• **Task brief**: Retype all the records with nothing changed.

• **Supplied data**:
○ ○ ○ ○

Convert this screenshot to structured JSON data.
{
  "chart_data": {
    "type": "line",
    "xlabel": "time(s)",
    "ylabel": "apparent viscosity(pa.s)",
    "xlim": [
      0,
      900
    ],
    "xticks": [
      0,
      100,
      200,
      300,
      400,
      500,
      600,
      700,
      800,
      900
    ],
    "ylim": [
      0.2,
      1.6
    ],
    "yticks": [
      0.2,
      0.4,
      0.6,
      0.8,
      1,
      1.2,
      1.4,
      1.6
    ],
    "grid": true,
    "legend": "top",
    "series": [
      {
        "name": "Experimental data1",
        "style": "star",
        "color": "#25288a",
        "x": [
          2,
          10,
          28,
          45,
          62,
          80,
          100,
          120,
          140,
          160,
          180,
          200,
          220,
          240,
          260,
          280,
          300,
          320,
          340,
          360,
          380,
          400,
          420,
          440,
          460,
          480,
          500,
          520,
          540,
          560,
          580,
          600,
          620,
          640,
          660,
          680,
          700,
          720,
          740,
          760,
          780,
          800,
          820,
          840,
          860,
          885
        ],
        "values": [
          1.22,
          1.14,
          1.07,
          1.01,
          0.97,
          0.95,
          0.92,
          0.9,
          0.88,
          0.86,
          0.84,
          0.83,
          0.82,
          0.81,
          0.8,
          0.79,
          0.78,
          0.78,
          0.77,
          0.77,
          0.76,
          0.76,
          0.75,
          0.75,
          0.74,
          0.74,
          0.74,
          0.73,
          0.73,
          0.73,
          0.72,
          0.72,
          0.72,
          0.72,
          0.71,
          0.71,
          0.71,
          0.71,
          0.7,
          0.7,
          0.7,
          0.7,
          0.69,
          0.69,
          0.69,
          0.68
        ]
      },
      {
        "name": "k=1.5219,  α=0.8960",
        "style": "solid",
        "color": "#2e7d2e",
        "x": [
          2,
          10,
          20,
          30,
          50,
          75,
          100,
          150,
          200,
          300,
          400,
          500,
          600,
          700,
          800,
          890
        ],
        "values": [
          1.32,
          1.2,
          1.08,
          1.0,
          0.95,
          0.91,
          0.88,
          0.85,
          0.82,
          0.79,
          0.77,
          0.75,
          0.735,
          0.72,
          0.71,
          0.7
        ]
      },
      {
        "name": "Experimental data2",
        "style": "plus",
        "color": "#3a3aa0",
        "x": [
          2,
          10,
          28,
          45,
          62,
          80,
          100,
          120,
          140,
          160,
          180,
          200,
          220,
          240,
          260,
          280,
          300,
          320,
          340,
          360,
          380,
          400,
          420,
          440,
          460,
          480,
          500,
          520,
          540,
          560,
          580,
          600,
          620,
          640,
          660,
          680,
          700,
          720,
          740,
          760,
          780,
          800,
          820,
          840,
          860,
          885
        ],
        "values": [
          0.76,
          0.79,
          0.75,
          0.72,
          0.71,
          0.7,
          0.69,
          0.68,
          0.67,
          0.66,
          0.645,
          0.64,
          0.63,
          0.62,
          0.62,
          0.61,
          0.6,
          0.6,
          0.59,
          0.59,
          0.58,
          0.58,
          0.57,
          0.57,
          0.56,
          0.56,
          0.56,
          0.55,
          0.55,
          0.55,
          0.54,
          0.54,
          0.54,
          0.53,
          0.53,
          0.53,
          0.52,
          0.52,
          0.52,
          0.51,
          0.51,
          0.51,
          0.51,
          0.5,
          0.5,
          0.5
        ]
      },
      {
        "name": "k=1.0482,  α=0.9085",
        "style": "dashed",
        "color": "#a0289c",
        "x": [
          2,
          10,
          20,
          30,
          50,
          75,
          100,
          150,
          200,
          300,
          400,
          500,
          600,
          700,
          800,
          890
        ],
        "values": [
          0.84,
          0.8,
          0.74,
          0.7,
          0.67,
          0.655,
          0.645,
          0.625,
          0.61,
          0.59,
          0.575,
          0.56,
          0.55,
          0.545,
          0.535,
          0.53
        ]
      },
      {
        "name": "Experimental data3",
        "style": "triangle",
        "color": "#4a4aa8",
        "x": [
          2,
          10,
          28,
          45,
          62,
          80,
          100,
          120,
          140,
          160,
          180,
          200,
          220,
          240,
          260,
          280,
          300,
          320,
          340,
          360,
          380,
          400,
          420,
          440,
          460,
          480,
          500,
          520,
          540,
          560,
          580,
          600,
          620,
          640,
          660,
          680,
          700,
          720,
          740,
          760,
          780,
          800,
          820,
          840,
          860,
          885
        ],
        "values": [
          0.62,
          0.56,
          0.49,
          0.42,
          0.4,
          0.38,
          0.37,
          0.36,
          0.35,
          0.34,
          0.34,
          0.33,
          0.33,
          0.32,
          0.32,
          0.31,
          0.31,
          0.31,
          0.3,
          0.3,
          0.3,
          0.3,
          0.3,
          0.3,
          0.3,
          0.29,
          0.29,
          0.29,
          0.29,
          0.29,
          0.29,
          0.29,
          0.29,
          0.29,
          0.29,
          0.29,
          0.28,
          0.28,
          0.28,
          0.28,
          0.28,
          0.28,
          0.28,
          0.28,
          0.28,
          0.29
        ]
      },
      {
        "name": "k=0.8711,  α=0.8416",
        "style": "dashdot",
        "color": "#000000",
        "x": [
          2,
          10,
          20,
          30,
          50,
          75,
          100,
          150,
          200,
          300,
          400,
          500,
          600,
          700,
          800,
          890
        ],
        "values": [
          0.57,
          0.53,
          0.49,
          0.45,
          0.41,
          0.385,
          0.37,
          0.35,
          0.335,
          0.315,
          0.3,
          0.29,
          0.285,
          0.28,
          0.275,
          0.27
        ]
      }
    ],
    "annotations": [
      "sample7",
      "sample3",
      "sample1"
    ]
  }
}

○ ○ ○ ○

• **Output of the exercise**:
Convert this screenshot to structured JSON data.
{
  "chart_data": {
    "type": "line",
    "xlabel": "time(s)",
    "ylabel": "apparent viscosity(pa.s)",
    "xlim": [
      0,
      900
    ],
    "xticks": [
      0,
      100,
      200,
      300,
      400,
      500,
      600,
      700,
      800,
      900
    ],
    "ylim": [
      0.2,
      1.6
    ],
    "yticks": [
      0.2,
      0.4,
      0.6,
      0.8,
      1,
      1.2,
      1.4,
      1.6
    ],
    "grid": true,
    "legend": "top",
    "series": [
      {
        "name": "Experimental data1",
        "style": "star",
        "color": "#25288a",
        "x": [
          2,
          10,
          28,
          45,
          62,
          80,
          100,
          120,
          140,
          160,
          180,
          200,
          220,
          240,
          260,
          280,
          300,
          320,
          340,
          360,
          380,
          400,
          420,
          440,
          460,
          480,
          500,
          520,
          540,
          560,
          580,
          600,
          620,
          640,
          660,
          680,
          700,
          720,
          740,
          760,
          780,
          800,
          820,
          840,
          860,
          885
        ],
        "values": [
          1.22,
          1.14,
          1.07,
          1.01,
          0.97,
          0.95,
          0.92,
          0.9,
          0.88,
          0.86,
          0.84,
          0.83,
          0.82,
          0.81,
          0.8,
          0.79,
          0.78,
          0.78,
          0.77,
          0.77,
          0.76,
          0.76,
          0.75,
          0.75,
          0.74,
          0.74,
          0.74,
          0.73,
          0.73,
          0.73,
          0.72,
          0.72,
          0.72,
          0.72,
          0.71,
          0.71,
          0.71,
          0.71,
          0.7,
          0.7,
          0.7,
          0.7,
          0.69,
          0.69,
          0.69,
          0.68
        ]
      },
      {
        "name": "k=1.5219,  α=0.8960",
        "style": "solid",
        "color": "#2e7d2e",
        "x": [
          2,
          10,
          20,
          30,
          50,
          75,
          100,
          150,
          200,
          300,
          400,
          500,
          600,
          700,
          800,
          890
        ],
        "values": [
          1.32,
          1.2,
          1.08,
          1.0,
          0.95,
          0.91,
          0.88,
          0.85,
          0.82,
          0.79,
          0.77,
          0.75,
          0.735,
          0.72,
          0.71,
          0.7
        ]
      },
      {
        "name": "Experimental data2",
        "style": "plus",
        "color": "#3a3aa0",
        "x": [
          2,
          10,
          28,
          45,
          62,
          80,
          100,
          120,
          140,
          160,
          180,
          200,
          220,
          240,
          260,
          280,
          300,
          320,
          340,
          360,
          380,
          400,
          420,
          440,
          460,
          480,
          500,
          520,
          540,
          560,
          580,
          600,
          620,
          640,
          660,
          680,
          700,
          720,
          740,
          760,
          780,
          800,
          820,
          840,
          860,
          885
        ],
        "values": [
          0.76,
          0.79,
          0.75,
          0.72,
          0.71,
          0.7,
          0.69,
          0.68,
          0.67,
          0.66,
          0.645,
          0.64,
          0.63,
          0.62,
          0.62,
          0.61,
          0.6,
          0.6,
          0.59,
          0.59,
          0.58,
          0.58,
          0.57,
          0.57,
          0.56,
          0.56,
          0.56,
          0.55,
          0.55,
          0.55,
          0.54,
          0.54,
          0.54,
          0.53,
          0.53,
          0.53,
          0.52,
          0.52,
          0.52,
          0.51,
          0.51,
          0.51,
          0.51,
          0.5,
          0.5,
          0.5
        ]
      },
      {
        "name": "k=1.0482,  α=0.9085",
        "style": "dashed",
        "color": "#a0289c",
        "x": [
          2,
          10,
          20,
          30,
          50,
          75,
          100,
          150,
          200,
          300,
          400,
          500,
          600,
          700,
          800,
          890
        ],
        "values": [
          0.84,
          0.8,
          0.74,
          0.7,
          0.67,
          0.655,
          0.645,
          0.625,
          0.61,
          0.59,
          0.575,
          0.56,
          0.55,
          0.545,
          0.535,
          0.53
        ]
      },
      {
        "name": "Experimental data3",
        "style": "triangle",
        "color": "#4a4aa8",
        "x": [
          2,
          10,
          28,
          45,
          62,
          80,
          100,
          120,
          140,
          160,
          180,
          200,
          220,
          240,
          260,
          280,
          300,
          320,
          340,
          360,
          380,
          400,
          420,
          440,
          460,
          480,
          500,
          520,
          540,
          560,
          580,
          600,
          620,
          640,
          660,
          680,
          700,
          720,
          740,
          760,
          780,
          800,
          820,
          840,
          860,
          885
        ],
        "values": [
          0.62,
          0.56,
          0.49,
          0.42,
          0.4,
          0.38,
          0.37,
          0.36,
          0.35,
          0.34,
          0.34,
          0.33,
          0.33,
          0.32,
          0.32,
          0.31,
          0.31,
          0.31,
          0.3,
          0.3,
          0.3,
          0.3,
          0.3,
          0.3,
          0.3,
          0.29,
          0.29,
          0.29,
          0.29,
          0.29,
          0.29,
          0.29,
          0.29,
          0.29,
          0.29,
          0.29,
          0.28,
          0.28,
          0.28,
          0.28,
          0.28,
          0.28,
          0.28,
          0.28,
          0.28,
          0.29
        ]
      },
      {
        "name": "k=0.8711,  α=0.8416",
        "style": "dashdot",
        "color": "#000000",
        "x": [
          2,
          10,
          20,
          30,
          50,
          75,
          100,
          150,
          200,
          300,
          400,
          500,
          600,
          700,
          800,
          890
        ],
        "values": [
          0.57,
          0.53,
          0.49,
          0.45,
          0.41,
          0.385,
          0.37,
          0.35,
          0.335,
          0.315,
          0.3,
          0.29,
          0.285,
          0.28,
          0.275,
          0.27
        ]
      }
    ],
    "annotations": [
      "sample7",
      "sample3",
      "sample1"
    ]
  }
}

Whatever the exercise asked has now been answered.